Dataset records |
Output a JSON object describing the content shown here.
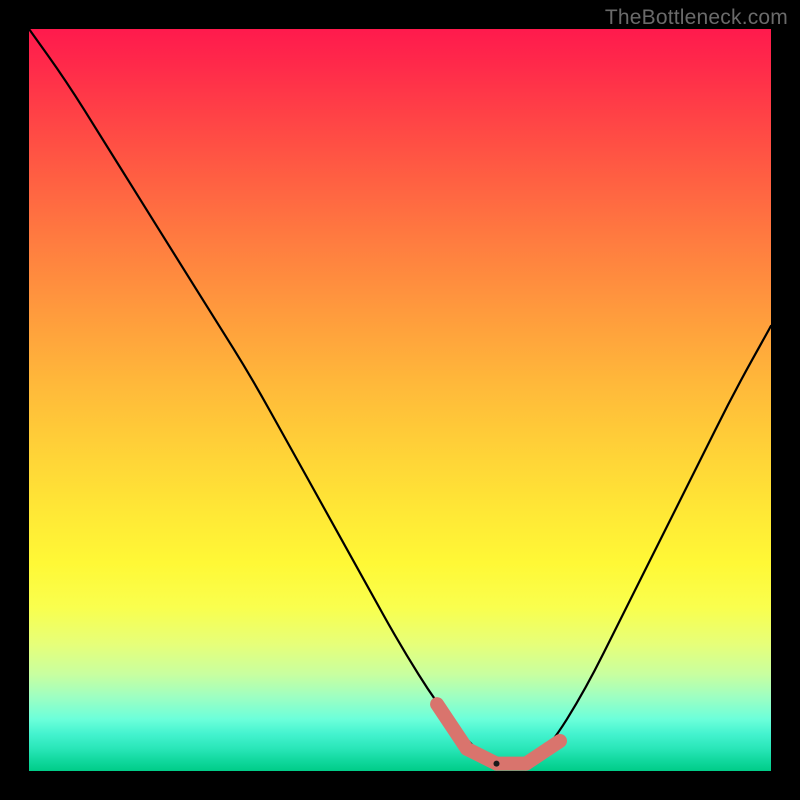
{
  "watermark": "TheBottleneck.com",
  "colors": {
    "background": "#000000",
    "curve_stroke": "#000000",
    "marker_fill": "#d9746d",
    "watermark_text": "#6a6a6a"
  },
  "chart_data": {
    "type": "line",
    "title": "",
    "xlabel": "",
    "ylabel": "",
    "xlim": [
      0,
      100
    ],
    "ylim": [
      0,
      100
    ],
    "grid": false,
    "legend": false,
    "background_gradient": {
      "direction": "vertical",
      "stops": [
        {
          "pos": 0,
          "color": "#ff1a4d"
        },
        {
          "pos": 0.3,
          "color": "#ff7a40"
        },
        {
          "pos": 0.6,
          "color": "#ffd537"
        },
        {
          "pos": 0.78,
          "color": "#f9ff4e"
        },
        {
          "pos": 0.9,
          "color": "#9effc2"
        },
        {
          "pos": 1.0,
          "color": "#00cc88"
        }
      ]
    },
    "series": [
      {
        "name": "bottleneck-curve",
        "x": [
          0,
          5,
          10,
          15,
          20,
          25,
          30,
          35,
          40,
          45,
          50,
          55,
          60,
          63,
          67,
          70,
          75,
          80,
          85,
          90,
          95,
          100
        ],
        "values": [
          100,
          93,
          85,
          77,
          69,
          61,
          53,
          44,
          35,
          26,
          17,
          9,
          3,
          1,
          1,
          3,
          11,
          21,
          31,
          41,
          51,
          60
        ]
      }
    ],
    "markers": [
      {
        "name": "marker-left-end",
        "x": 55,
        "y": 9
      },
      {
        "name": "marker-min-left",
        "x": 59,
        "y": 3
      },
      {
        "name": "marker-min-mid",
        "x": 63,
        "y": 1
      },
      {
        "name": "marker-min-right",
        "x": 67,
        "y": 1
      },
      {
        "name": "marker-right-end",
        "x": 70,
        "y": 3
      }
    ]
  }
}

Exercise aim |
Repeat the records above exactly, omitting every picture.

Task solution |
Output a JSON object describing the content shown here.
{
  "watermark": "TheBottleneck.com",
  "colors": {
    "background": "#000000",
    "curve_stroke": "#000000",
    "marker_fill": "#d9746d",
    "watermark_text": "#6a6a6a"
  },
  "chart_data": {
    "type": "line",
    "title": "",
    "xlabel": "",
    "ylabel": "",
    "xlim": [
      0,
      100
    ],
    "ylim": [
      0,
      100
    ],
    "grid": false,
    "legend": false,
    "background_gradient": {
      "direction": "vertical",
      "stops": [
        {
          "pos": 0,
          "color": "#ff1a4d"
        },
        {
          "pos": 0.3,
          "color": "#ff7a40"
        },
        {
          "pos": 0.6,
          "color": "#ffd537"
        },
        {
          "pos": 0.78,
          "color": "#f9ff4e"
        },
        {
          "pos": 0.9,
          "color": "#9effc2"
        },
        {
          "pos": 1.0,
          "color": "#00cc88"
        }
      ]
    },
    "series": [
      {
        "name": "bottleneck-curve",
        "x": [
          0,
          5,
          10,
          15,
          20,
          25,
          30,
          35,
          40,
          45,
          50,
          55,
          60,
          63,
          67,
          70,
          75,
          80,
          85,
          90,
          95,
          100
        ],
        "values": [
          100,
          93,
          85,
          77,
          69,
          61,
          53,
          44,
          35,
          26,
          17,
          9,
          3,
          1,
          1,
          3,
          11,
          21,
          31,
          41,
          51,
          60
        ]
      }
    ],
    "markers": [
      {
        "name": "marker-left-end",
        "x": 55,
        "y": 9
      },
      {
        "name": "marker-min-left",
        "x": 59,
        "y": 3
      },
      {
        "name": "marker-min-mid",
        "x": 63,
        "y": 1
      },
      {
        "name": "marker-min-right",
        "x": 67,
        "y": 1
      },
      {
        "name": "marker-right-end",
        "x": 70,
        "y": 3
      }
    ]
  }
}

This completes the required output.